**What the task asks:** Reproduce, without any change, the stretch of rows from the line containing "extract all elements" through the line containing "message-incoming[interactable]: Você tem". Include both end lines and leave the pictures out of your answer.

**Records to process:**
--------------------------------------------------

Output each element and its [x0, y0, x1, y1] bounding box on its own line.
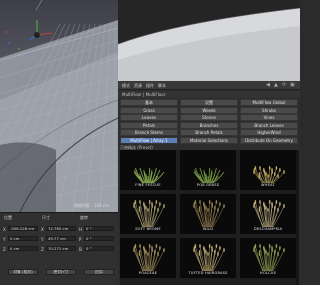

--------------------------------------------------

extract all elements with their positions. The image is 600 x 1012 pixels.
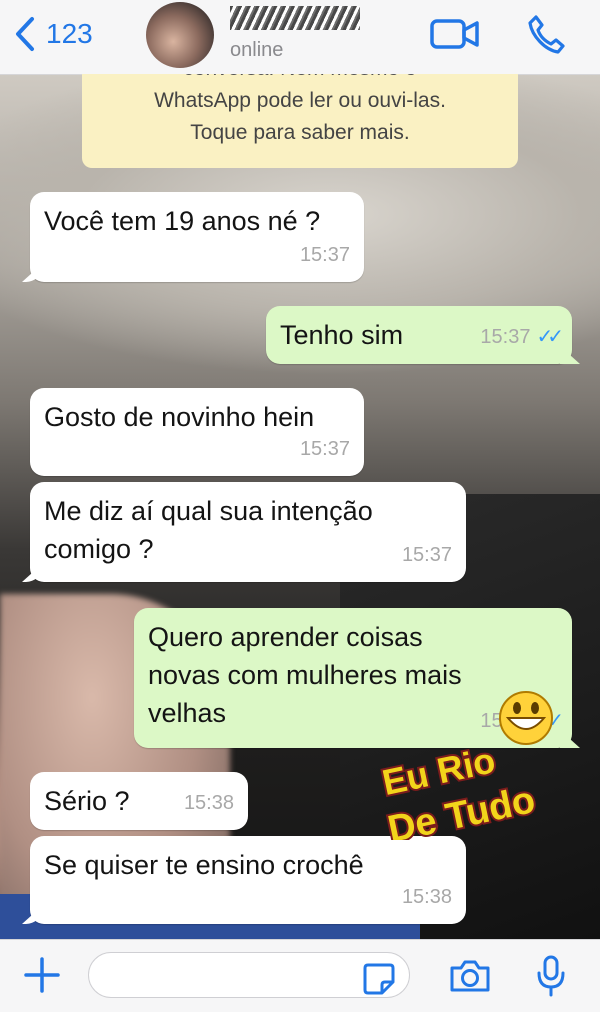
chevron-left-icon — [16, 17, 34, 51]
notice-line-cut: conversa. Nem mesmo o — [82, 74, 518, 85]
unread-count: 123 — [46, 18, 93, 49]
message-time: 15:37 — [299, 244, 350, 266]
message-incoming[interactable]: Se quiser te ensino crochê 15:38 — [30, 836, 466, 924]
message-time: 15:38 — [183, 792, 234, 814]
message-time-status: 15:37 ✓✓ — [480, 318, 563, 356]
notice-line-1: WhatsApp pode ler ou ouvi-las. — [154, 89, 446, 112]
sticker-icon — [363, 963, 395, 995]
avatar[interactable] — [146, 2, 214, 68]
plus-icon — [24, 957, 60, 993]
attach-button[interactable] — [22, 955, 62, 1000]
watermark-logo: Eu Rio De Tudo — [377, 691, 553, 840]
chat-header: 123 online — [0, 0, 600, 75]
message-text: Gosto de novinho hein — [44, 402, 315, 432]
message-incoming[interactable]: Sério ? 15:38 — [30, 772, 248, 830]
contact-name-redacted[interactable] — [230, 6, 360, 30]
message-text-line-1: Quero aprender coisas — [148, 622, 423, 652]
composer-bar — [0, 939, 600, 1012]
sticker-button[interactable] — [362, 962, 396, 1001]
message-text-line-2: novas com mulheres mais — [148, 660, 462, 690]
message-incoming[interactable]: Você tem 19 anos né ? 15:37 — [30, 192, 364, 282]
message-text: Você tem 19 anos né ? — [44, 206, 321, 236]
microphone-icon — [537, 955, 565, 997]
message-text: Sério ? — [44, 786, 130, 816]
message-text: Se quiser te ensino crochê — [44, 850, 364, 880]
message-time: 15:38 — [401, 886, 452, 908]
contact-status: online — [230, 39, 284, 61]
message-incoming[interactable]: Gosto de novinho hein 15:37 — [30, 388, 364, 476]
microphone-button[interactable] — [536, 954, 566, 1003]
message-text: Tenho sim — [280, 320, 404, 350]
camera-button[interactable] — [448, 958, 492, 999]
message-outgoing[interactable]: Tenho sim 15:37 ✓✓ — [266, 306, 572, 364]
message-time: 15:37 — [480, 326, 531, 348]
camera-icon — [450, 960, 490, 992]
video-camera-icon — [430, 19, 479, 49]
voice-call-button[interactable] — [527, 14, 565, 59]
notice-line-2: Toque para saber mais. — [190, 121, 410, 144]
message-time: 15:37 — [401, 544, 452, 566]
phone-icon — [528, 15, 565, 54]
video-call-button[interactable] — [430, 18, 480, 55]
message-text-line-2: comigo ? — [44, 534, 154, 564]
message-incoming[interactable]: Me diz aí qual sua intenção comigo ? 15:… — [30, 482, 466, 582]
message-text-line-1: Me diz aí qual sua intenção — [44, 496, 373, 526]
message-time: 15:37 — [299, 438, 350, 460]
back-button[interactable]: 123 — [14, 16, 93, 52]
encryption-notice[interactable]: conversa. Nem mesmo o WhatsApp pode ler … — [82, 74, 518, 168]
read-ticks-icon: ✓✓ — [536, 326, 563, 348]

--------------------------------------------------

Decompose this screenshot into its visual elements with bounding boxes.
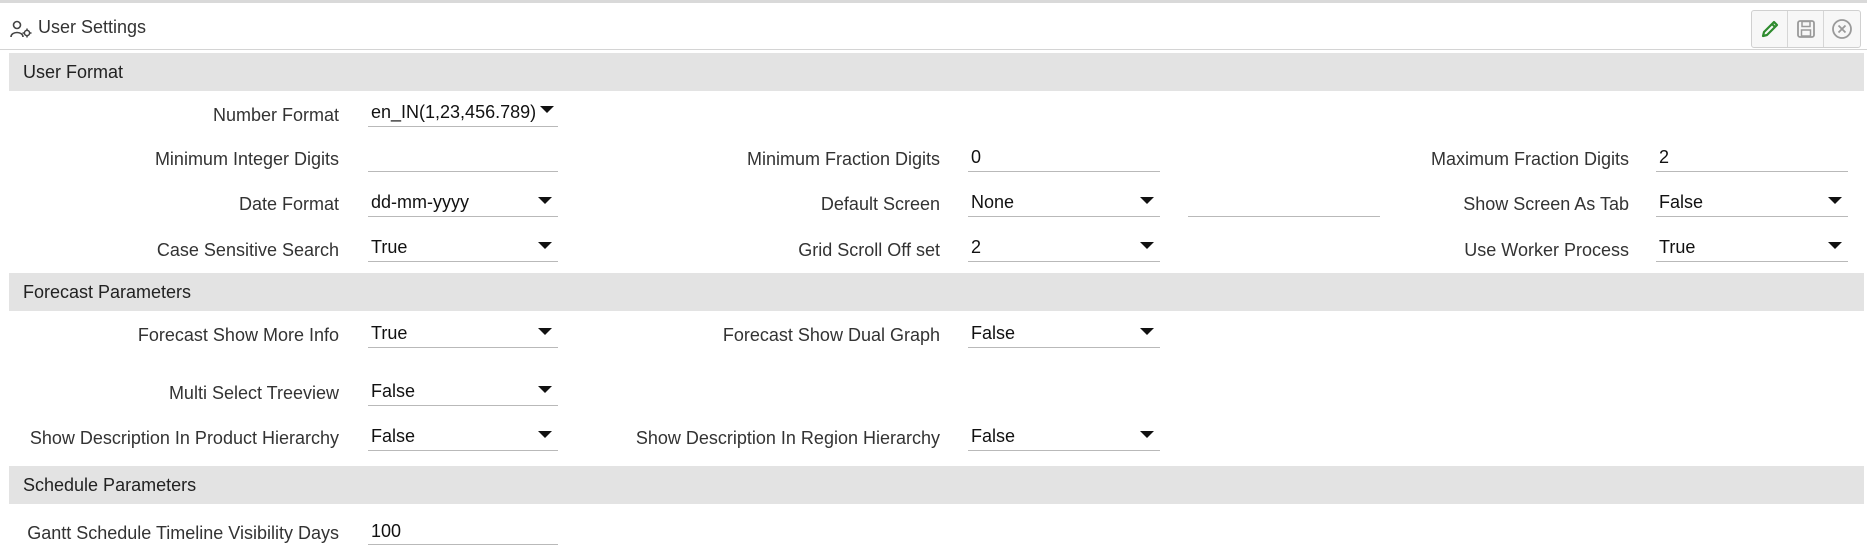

--------------------------------------------------

**Output:**
extract all elements with their positions. The image is 600 x 1012 pixels.
chevron-left-icon — [16, 17, 34, 51]
notice-line-cut: conversa. Nem mesmo o — [82, 74, 518, 85]
unread-count: 123 — [46, 18, 93, 49]
message-time: 15:37 — [299, 244, 350, 266]
message-incoming[interactable]: Se quiser te ensino crochê 15:38 — [30, 836, 466, 924]
message-time: 15:38 — [183, 792, 234, 814]
message-time-status: 15:37 ✓✓ — [480, 318, 563, 356]
notice-line-1: WhatsApp pode ler ou ouvi-las. — [154, 89, 446, 112]
sticker-icon — [363, 963, 395, 995]
avatar[interactable] — [146, 2, 214, 68]
plus-icon — [24, 957, 60, 993]
attach-button[interactable] — [22, 955, 62, 1000]
watermark-logo: Eu Rio De Tudo — [377, 691, 553, 840]
chat-header: 123 online — [0, 0, 600, 75]
message-text: Gosto de novinho hein — [44, 402, 315, 432]
message-incoming[interactable]: Sério ? 15:38 — [30, 772, 248, 830]
contact-name-redacted[interactable] — [230, 6, 360, 30]
message-text-line-1: Quero aprender coisas — [148, 622, 423, 652]
composer-bar — [0, 939, 600, 1012]
sticker-button[interactable] — [362, 962, 396, 1001]
message-text-line-2: novas com mulheres mais — [148, 660, 462, 690]
message-incoming[interactable]: Você tem 19 anos né ? 15:37 — [30, 192, 364, 282]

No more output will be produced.